Data listing:
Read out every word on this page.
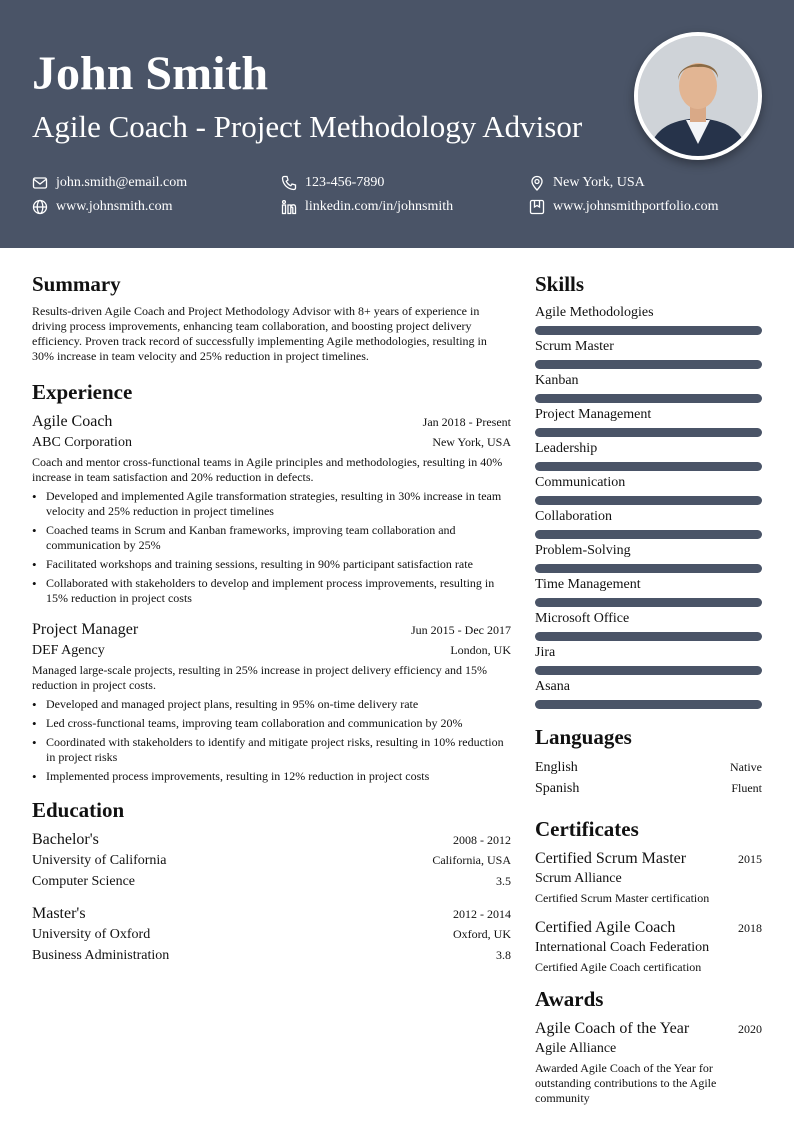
John Smith
Agile Coach - Project Methodology Advisor
john.smith@email.com	123-456-7890	New York, USA
www.johnsmith.com	linkedin.com/in/johnsmith	www.johnsmithportfolio.com
Summary

Results-driven Agile Coach and Project Methodology Advisor with 8+ years of experience in driving process improvements, enhancing team collaboration, and boosting project delivery efficiency. Proven track record of successfully implementing Agile methodologies, resulting in 30% increase in team velocity and 25% reduction in project timelines.

Experience
Agile Coach	Jan 2018 - Present
ABC Corporation	New York, USA

Coach and mentor cross-functional teams in Agile principles and methodologies, resulting in 40% increase in team satisfaction and 20% reduction in defects.

• Developed and implemented Agile transformation strategies, resulting in 30% increase in team velocity and 25% reduction in project timelines
• Coached teams in Scrum and Kanban frameworks, improving team collaboration and communication by 25%
• Facilitated workshops and training sessions, resulting in 90% participant satisfaction rate
• Collaborated with stakeholders to develop and implement process improvements, resulting in 15% reduction in project costs
Project Manager	Jun 2015 - Dec 2017
DEF Agency	London, UK

Managed large-scale projects, resulting in 25% increase in project delivery efficiency and 15% reduction in project costs.

• Developed and managed project plans, resulting in 95% on-time delivery rate
• Led cross-functional teams, improving team collaboration and communication by 20%
• Coordinated with stakeholders to identify and mitigate project risks, resulting in 10% reduction in project risks
• Implemented process improvements, resulting in 12% reduction in project costs
Education
Bachelor's	2008 - 2012
University of California	California, USA
Computer Science	3.5
Master's	2012 - 2014
University of Oxford	Oxford, UK
Business Administration	3.8
Skills
Agile Methodologies
Scrum Master
Kanban
Project Management
Leadership
Communication
Collaboration
Problem-Solving
Time Management
Microsoft Office
Jira
Asana
Languages
English	Native
Spanish	Fluent
Certificates
Certified Scrum Master	2015
Scrum Alliance
Certified Scrum Master certification
Certified Agile Coach	2018
International Coach Federation
Certified Agile Coach certification
Awards
Agile Coach of the Year	2020
Agile Alliance
Awarded Agile Coach of the Year for outstanding contributions to the Agile community
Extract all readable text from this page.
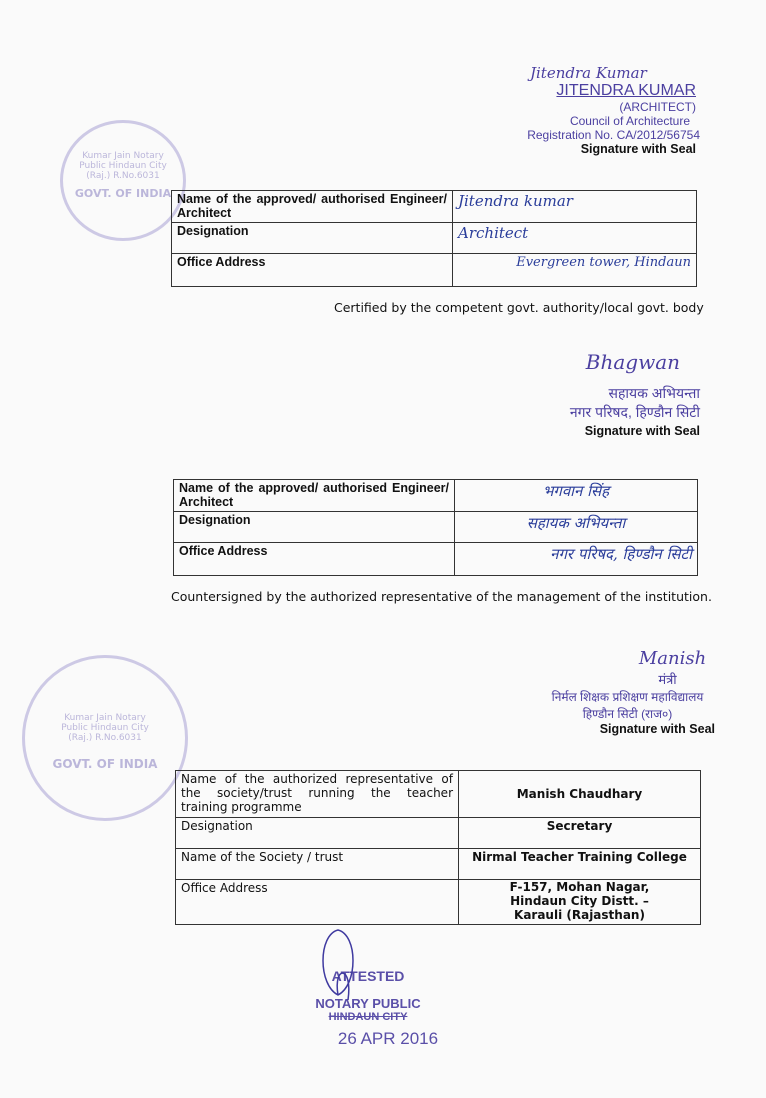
Kumar Jain Notary Public Hindaun City (Raj.) R.No.6031
GOVT. OF INDIA
Jitendra Kumar
JITENDRA KUMAR
(ARCHITECT)
Council of Architecture
Registration No. CA/2012/56754
Signature with Seal
Name of the approved/ authorised Engineer/ Architect	Jitendra kumar
Designation	Architect
Office Address	Evergreen tower, Hindaun
Certified by the competent govt. authority/local govt. body
Bhagwan
सहायक अभियन्ता
नगर परिषद, हिण्डौन सिटी
Signature with Seal
Name of the approved/ authorised Engineer/ Architect	भगवान सिंह
Designation	सहायक अभियन्ता
Office Address	नगर परिषद, हिण्डौन सिटी
Countersigned by the authorized representative of the management of the institution.
Kumar Jain Notary Public Hindaun City (Raj.) R.No.6031
GOVT. OF INDIA
Manish
मंत्री
निर्मल शिक्षक प्रशिक्षण महाविद्यालय
हिण्डौन सिटी (राज०)
Signature with Seal
Name of the authorized representative of the society/trust running the teacher training programme	Manish Chaudhary
Designation	Secretary
Name of the Society / trust	Nirmal Teacher Training College
Office Address	F-157, Mohan Nagar, Hindaun City Distt. – Karauli (Rajasthan)
ATTESTED
NOTARY PUBLIC
HINDAUN CITY
26 APR 2016
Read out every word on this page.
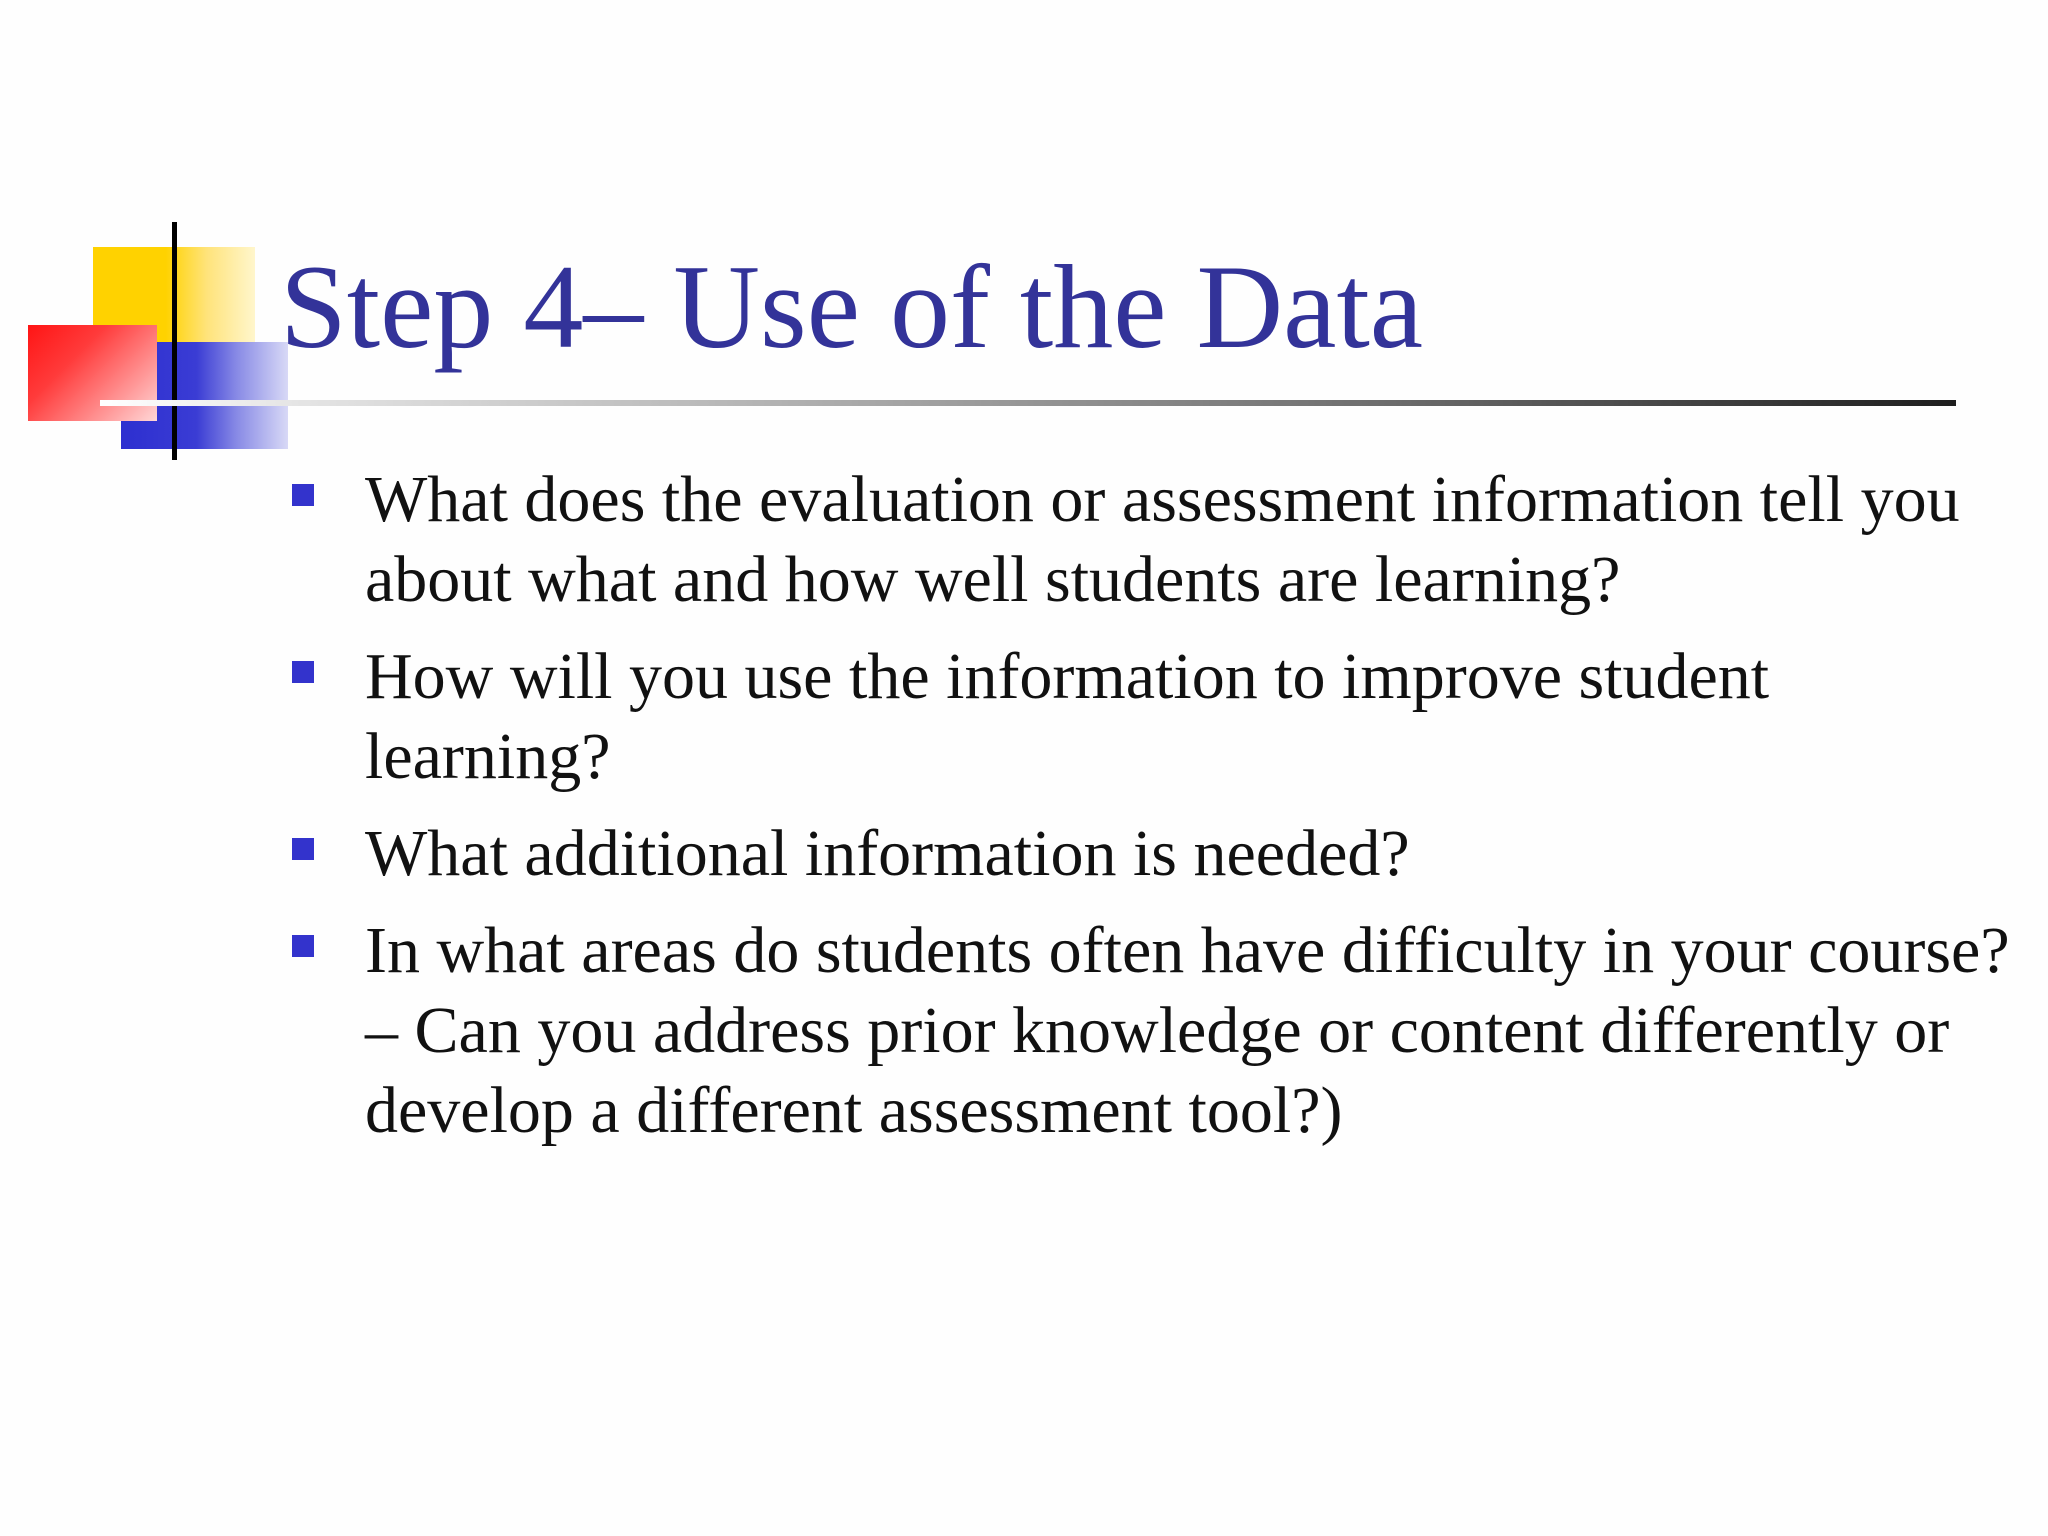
Step 4– Use of the Data
What does the evaluation or assessment information tell you about what and how well students are learning?
How will you use the information to improve student learning?
What additional information is needed?
In what areas do students often have difficulty in your course? – Can you address prior knowledge or content differently or develop a different assessment tool?)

(Challenge) Every line from the one with "Extract all readable text from this page." through the last line of the material gets printed exactly, and nothing more. Omit the pictures.

(Response)
Extract all readable text from this page.
Kumar Jain Notary Public Hindaun City (Raj.) R.No.6031
GOVT. OF INDIA
Jitendra Kumar
JITENDRA KUMAR
(ARCHITECT)
Council of Architecture
Registration No. CA/2012/56754
Signature with Seal
Name of the approved/ authorised Engineer/ Architect	Jitendra kumar
Designation	Architect
Office Address	Evergreen tower, Hindaun
Certified by the competent govt. authority/local govt. body
Bhagwan
सहायक अभियन्ता
नगर परिषद, हिण्डौन सिटी
Signature with Seal
Name of the approved/ authorised Engineer/ Architect	भगवान सिंह
Designation	सहायक अभियन्ता
Office Address	नगर परिषद, हिण्डौन सिटी
Countersigned by the authorized representative of the management of the institution.
Kumar Jain Notary Public Hindaun City (Raj.) R.No.6031
GOVT. OF INDIA
Manish
मंत्री
निर्मल शिक्षक प्रशिक्षण महाविद्यालय
हिण्डौन सिटी (राज०)
Signature with Seal
Name of the authorized representative of the society/trust running the teacher training programme	Manish Chaudhary
Designation	Secretary
Name of the Society / trust	Nirmal Teacher Training College
Office Address	F-157, Mohan Nagar, Hindaun City Distt. – Karauli (Rajasthan)
ATTESTED
NOTARY PUBLIC
HINDAUN CITY
26 APR 2016
Read out every word on this page.
Step 4– Use of the Data
What does the evaluation or assessment information tell you about what and how well students are learning?
How will you use the information to improve student learning?
What additional information is needed?
In what areas do students often have difficulty in your course? – Can you address prior knowledge or content differently or develop a different assessment tool?)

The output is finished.